======== Exercise inputs

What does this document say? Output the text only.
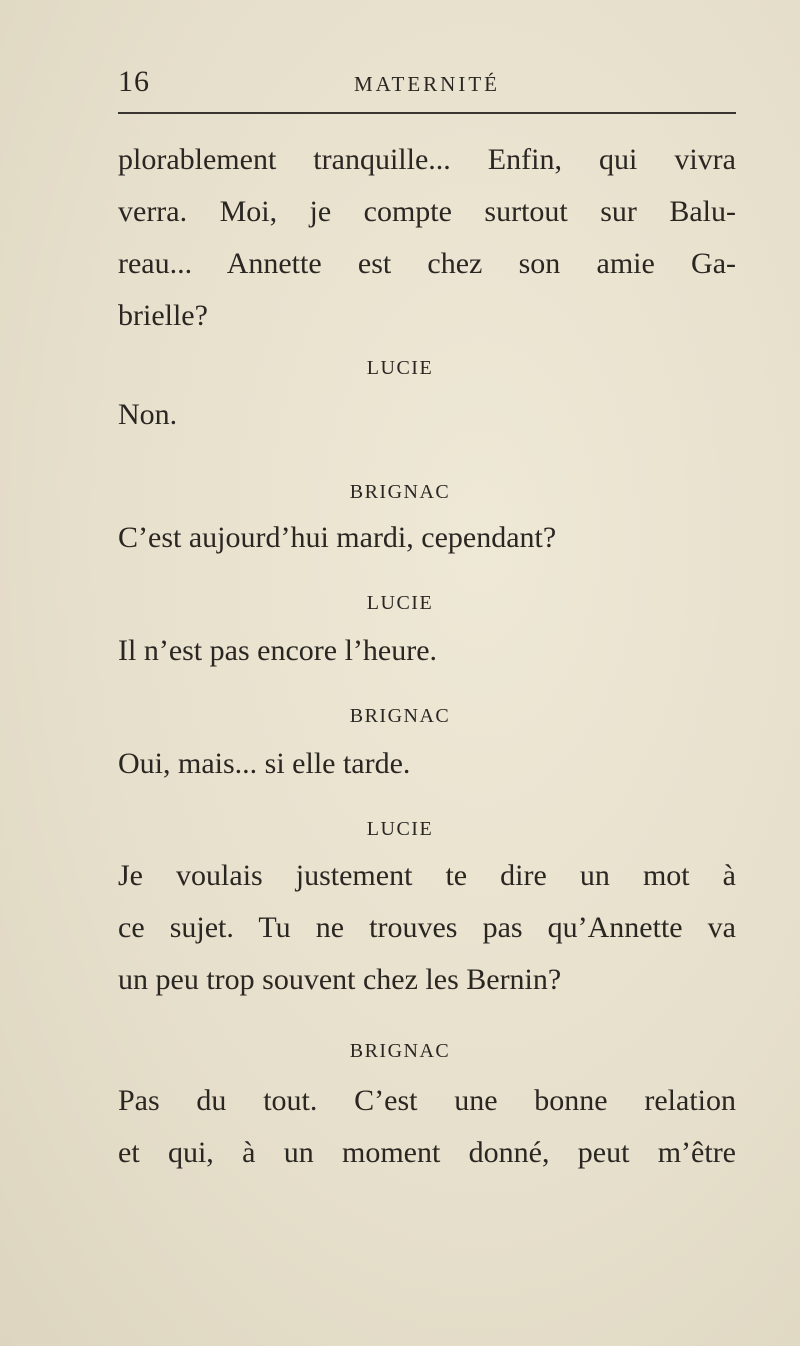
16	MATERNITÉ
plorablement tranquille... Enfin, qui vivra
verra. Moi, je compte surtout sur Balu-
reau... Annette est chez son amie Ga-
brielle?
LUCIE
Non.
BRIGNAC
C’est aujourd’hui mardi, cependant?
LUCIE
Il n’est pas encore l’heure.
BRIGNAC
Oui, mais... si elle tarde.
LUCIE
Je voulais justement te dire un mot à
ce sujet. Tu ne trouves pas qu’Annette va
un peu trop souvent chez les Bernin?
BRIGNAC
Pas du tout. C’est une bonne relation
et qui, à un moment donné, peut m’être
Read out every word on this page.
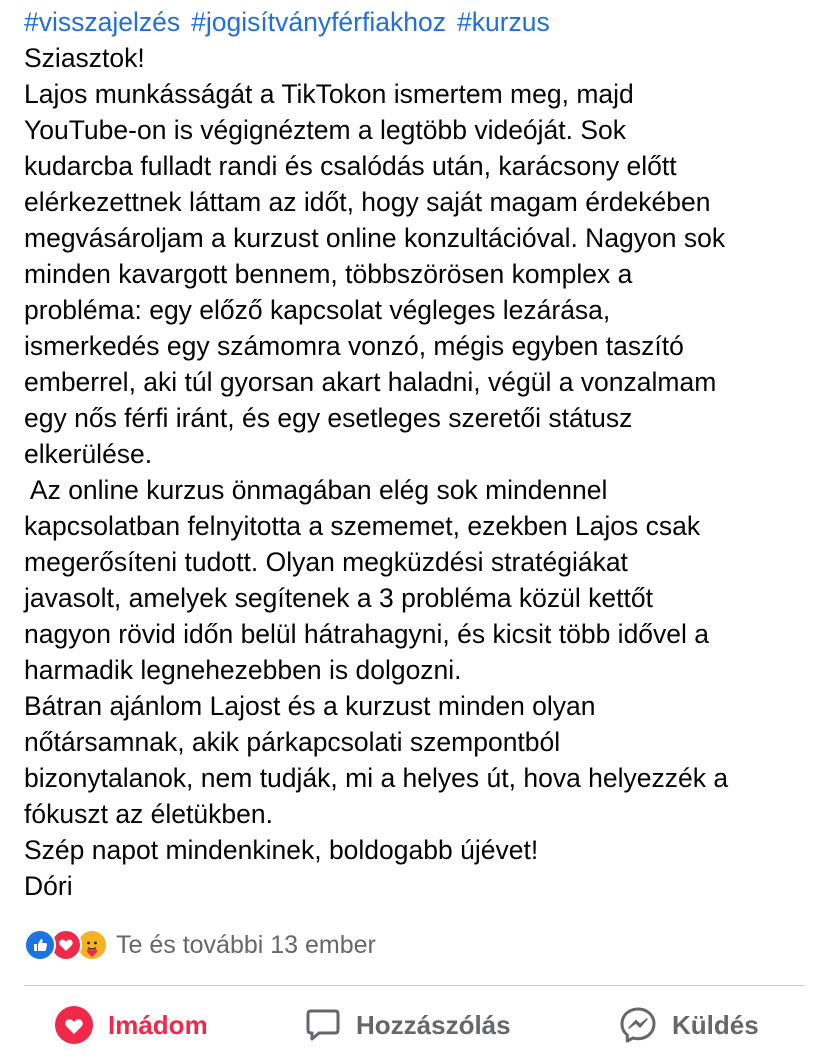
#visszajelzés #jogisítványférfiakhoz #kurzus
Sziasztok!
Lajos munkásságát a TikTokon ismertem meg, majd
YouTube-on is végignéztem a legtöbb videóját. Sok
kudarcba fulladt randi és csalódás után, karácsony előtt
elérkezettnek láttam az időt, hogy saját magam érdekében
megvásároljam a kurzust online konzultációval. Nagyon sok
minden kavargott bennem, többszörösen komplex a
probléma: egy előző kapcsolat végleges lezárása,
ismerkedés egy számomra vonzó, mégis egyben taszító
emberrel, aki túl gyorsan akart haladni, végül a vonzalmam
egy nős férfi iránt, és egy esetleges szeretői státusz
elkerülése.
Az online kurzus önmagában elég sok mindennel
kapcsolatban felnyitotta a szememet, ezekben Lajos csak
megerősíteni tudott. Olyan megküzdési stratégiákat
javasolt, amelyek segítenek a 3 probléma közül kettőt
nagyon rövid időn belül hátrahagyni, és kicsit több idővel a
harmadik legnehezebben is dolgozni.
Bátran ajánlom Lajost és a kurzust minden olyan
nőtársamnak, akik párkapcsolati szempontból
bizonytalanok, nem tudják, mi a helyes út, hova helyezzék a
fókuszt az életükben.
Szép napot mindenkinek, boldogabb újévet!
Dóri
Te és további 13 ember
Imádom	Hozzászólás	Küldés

================

▶ _Aim of the exercise_
The records above should be reproduced exactly, with no pictures included.

▶ _Written response_
What does this document say? Output the text only.
16	MATERNITÉ
plorablement tranquille... Enfin, qui vivra
verra. Moi, je compte surtout sur Balu-
reau... Annette est chez son amie Ga-
brielle?
LUCIE
Non.
BRIGNAC
C’est aujourd’hui mardi, cependant?
LUCIE
Il n’est pas encore l’heure.
BRIGNAC
Oui, mais... si elle tarde.
LUCIE
Je voulais justement te dire un mot à
ce sujet. Tu ne trouves pas qu’Annette va
un peu trop souvent chez les Bernin?
BRIGNAC
Pas du tout. C’est une bonne relation
et qui, à un moment donné, peut m’être
Read out every word on this page.
#visszajelzés #jogisítványférfiakhoz #kurzus
Sziasztok!
Lajos munkásságát a TikTokon ismertem meg, majd
YouTube-on is végignéztem a legtöbb videóját. Sok
kudarcba fulladt randi és csalódás után, karácsony előtt
elérkezettnek láttam az időt, hogy saját magam érdekében
megvásároljam a kurzust online konzultációval. Nagyon sok
minden kavargott bennem, többszörösen komplex a
probléma: egy előző kapcsolat végleges lezárása,
ismerkedés egy számomra vonzó, mégis egyben taszító
emberrel, aki túl gyorsan akart haladni, végül a vonzalmam
egy nős férfi iránt, és egy esetleges szeretői státusz
elkerülése.
Az online kurzus önmagában elég sok mindennel
kapcsolatban felnyitotta a szememet, ezekben Lajos csak
megerősíteni tudott. Olyan megküzdési stratégiákat
javasolt, amelyek segítenek a 3 probléma közül kettőt
nagyon rövid időn belül hátrahagyni, és kicsit több idővel a
harmadik legnehezebben is dolgozni.
Bátran ajánlom Lajost és a kurzust minden olyan
nőtársamnak, akik párkapcsolati szempontból
bizonytalanok, nem tudják, mi a helyes út, hova helyezzék a
fókuszt az életükben.
Szép napot mindenkinek, boldogabb újévet!
Dóri
Te és további 13 ember
Imádom	Hozzászólás	Küldés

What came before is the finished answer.